## [Metin]
━━━━━━━━━━

- 15.01.2018 00:00
Eğer olağan üstü bir olay yaşanmazsa, siyasal süreç işin normal akışı içinde gelişmeye devam ederse MHP Genel Başkanı Bahçeli’nin geçen hafta kahvaltılı basın buluşmasında yaptığı açıklamalardan sonra AK Parti ve MHP arasında ortaya konulan ittifak iradesi ‘oyunun bittiğini’ işaret etmektedir. “Evet, 2019 seçimlerine iki yıla yakın bir zaman kalmış olmasına rağmen Cumhurbaşkanı Erdoğan ve Dr. Bahçeli arasında yapılan görüşme ve hemen sonra kurulan ittifak çalışmalarını yapacak heyetin belirlenmesi, şimdiden Devlet Başkanlığı seçimlerinin nasıl seyredeceği konusunda bir tablonun ortaya çıktığını göstermektedir.”
2019’a dönük sağda solda muhtelif arayışlar içinde olanlar, çeşitli oyun kurucular şimdi şaşkınlık içindedirler; haklı olarak ne yapacaklarını bilememektedirler çünkü kurulacak oyun için artık ortada bir zemin kalmamıştır.
Bu ittifakın anlamı nedir?
“AK Parti ve MHP arasında oluşan mutabakat anlayışından sonra, ortaya çıkması muhtemel gelişmeler nelerdir? Cumhurbaşkanı Erdoğan’ın adaylığını koyması durumunda MHP’nin aday çıkarmayacağını açıklaması CHP açısından açık bir soruyu ortaya koymuştur: CHP’nin adayı kim olacaktır? Burada, CHP Genel Başkanı’nın aday olması gerektiği açıktır. 2019 seçimlerinde CHP’nin başka bir aday çıkarması asla söz konusu olamaz, çünkü bu seçim daha önceki Cumhurbaşkanı seçiminden tamamen farklıdır. Hükümet sistemi değişip başkanlık sistemine geçildiği için, partilerin göstereceği adaylar ülkeyi yönetmek için seçime katılacaklardır ve seçilmesi durumunda kendi hükümetini, kabinesini teşkil ederek doğrudan ülkeyi yönetecektir.”
Bu durumda ana muhalefet partisi olarak CHP’nin önündeki mesele, seçim kazanmak ve hükümetini kurmak üzere Genel Başkanı’nı aday olarak gösterip Türkiye’nin yönetimine talip olmaktır. CHP’nin böyle bir karar vermede tereddüt yaşaması, Genel Başkanı’nı aday göstermemesi ana muhalefet partisi olma konumuyla çelişir ki o zaman Genel Başkan’ın kendi işlevini kaybetmesi, varlığının gereğini inkâr etmesi anlamına gelen garip bir durum ortaya çıkar. Bunun manası açıktır: CHP ya Genel Başkanı’nı aday yapacaktır ya da Genel Başkan’ı partisinin Türkiye’nin yönetimine talip olmadığını açıklayarak aday olmayacaktır, bu ihtimal aynı zamanda CHP’de yeni lider arayışının başlangıcı olmaz mı?

━━━━━━━━━━

## [Veri Kesiti]
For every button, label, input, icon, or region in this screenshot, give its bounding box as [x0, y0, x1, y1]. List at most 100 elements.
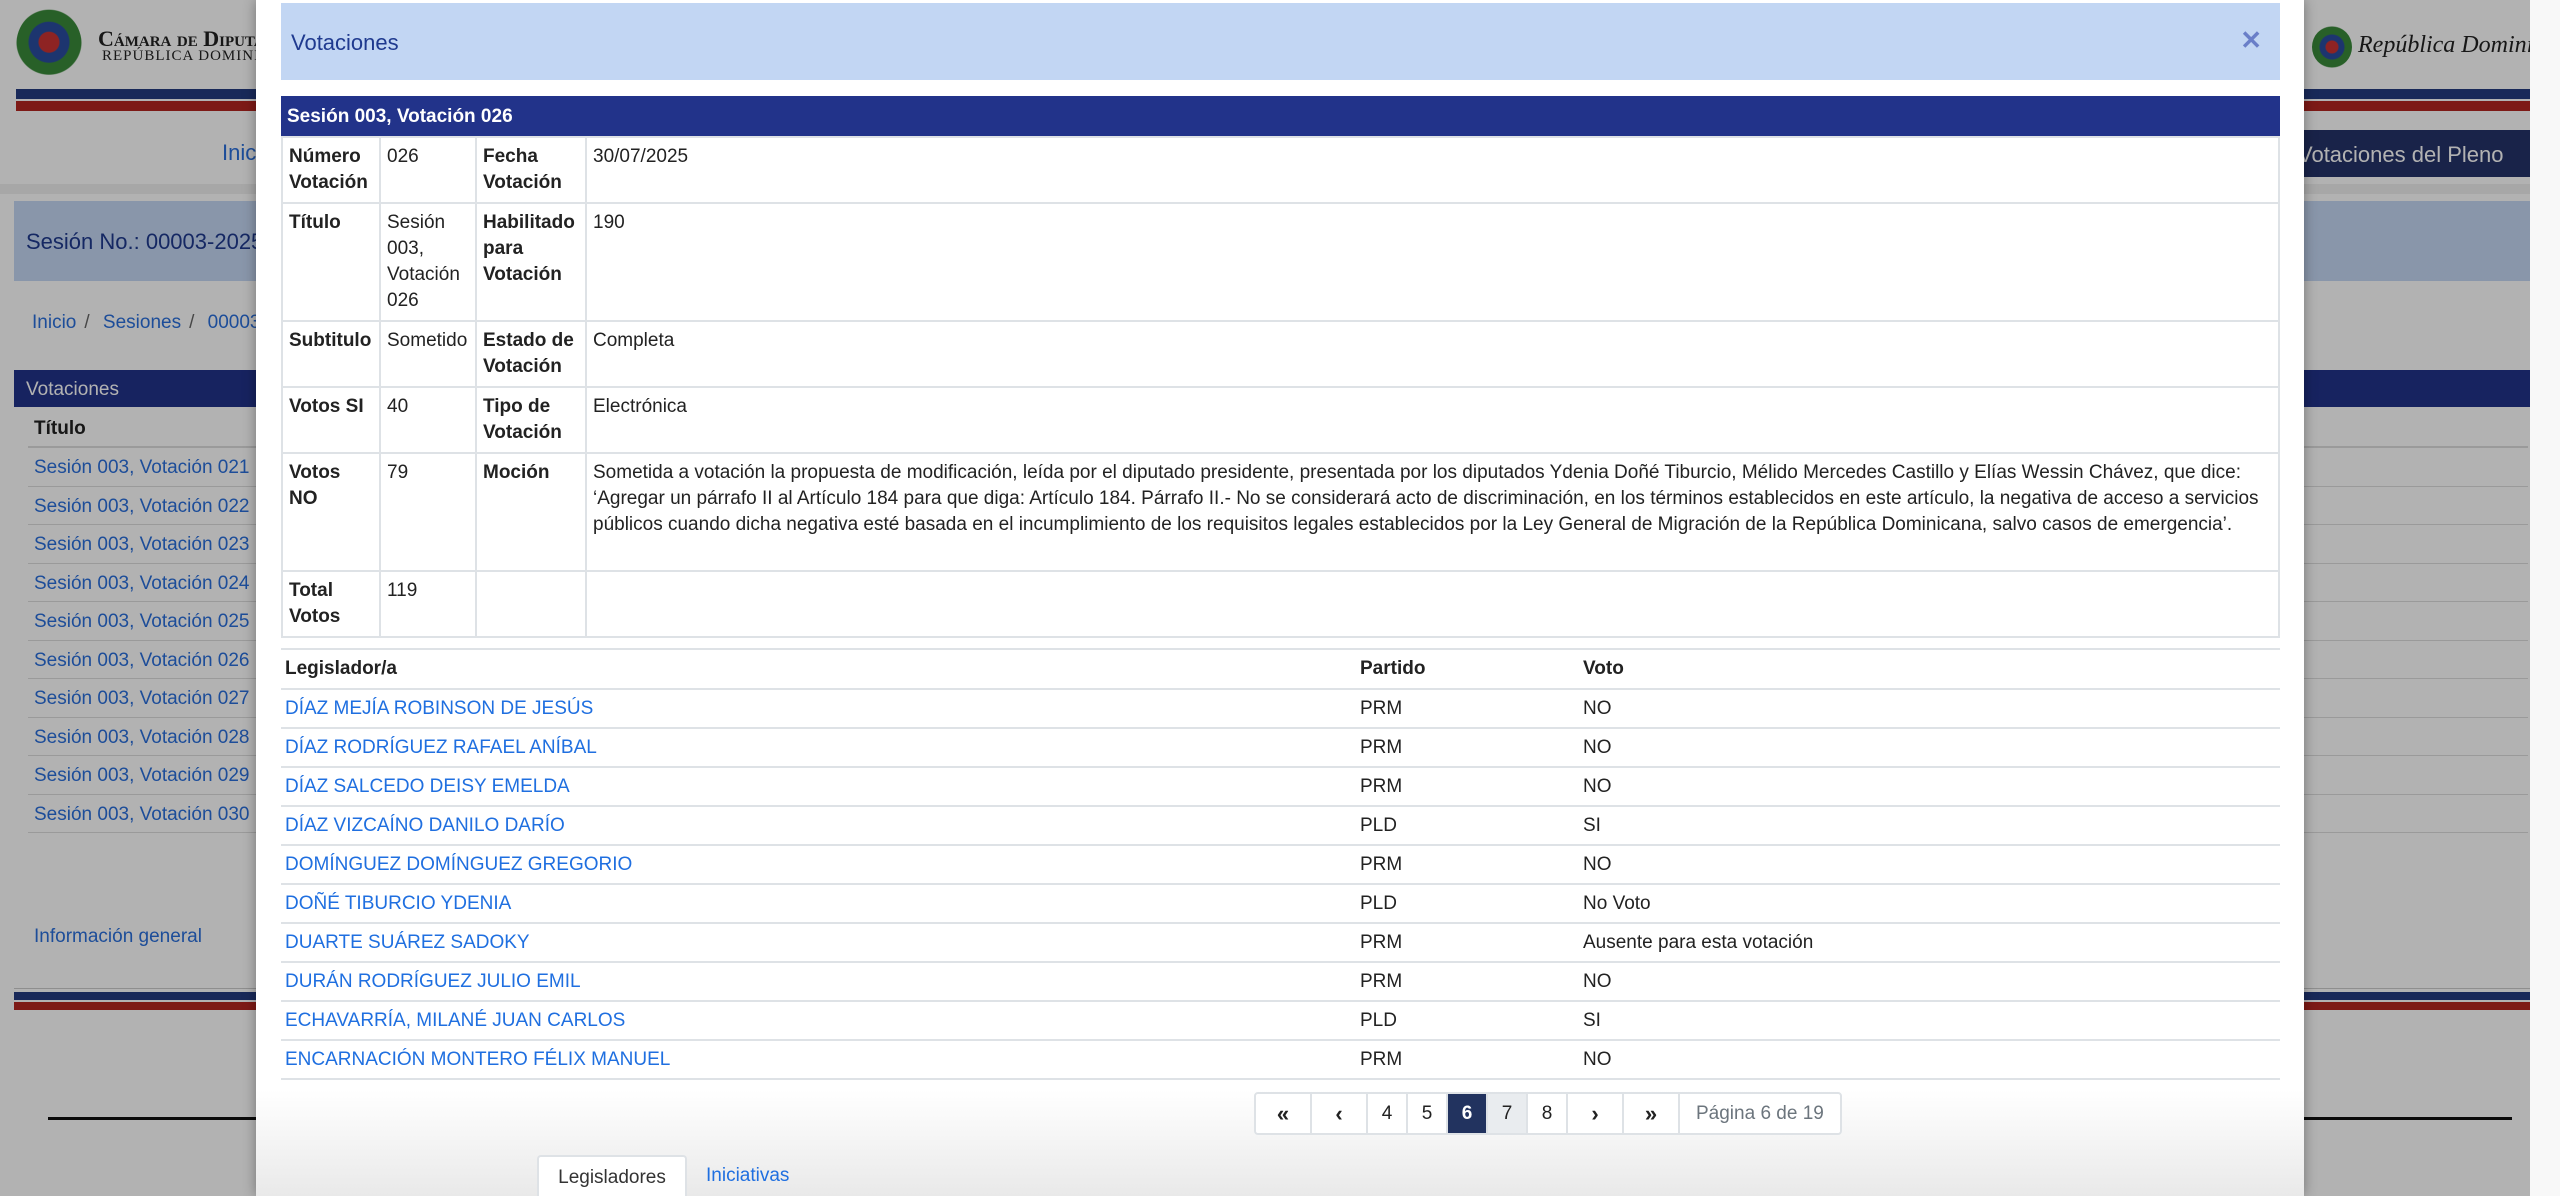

━━━━━━━━━━

## [Problem]
AK Parti ile MHP ittifakını ele alan yazıdan "2019’a dönük sağda" sözlerini içeren yerle başlayıp "bir zemin kalmamıştır." ile biten kısmı hiç değiştirmeden yazın.

## [Problemin Çözümü]
2019’a dönük sağda solda muhtelif arayışlar içinde olanlar, çeşitli oyun kurucular şimdi şaşkınlık içindedirler; haklı olarak ne yapacaklarını bilememektedirler çünkü kurulacak oyun için artık ortada bir zemin kalmamıştır.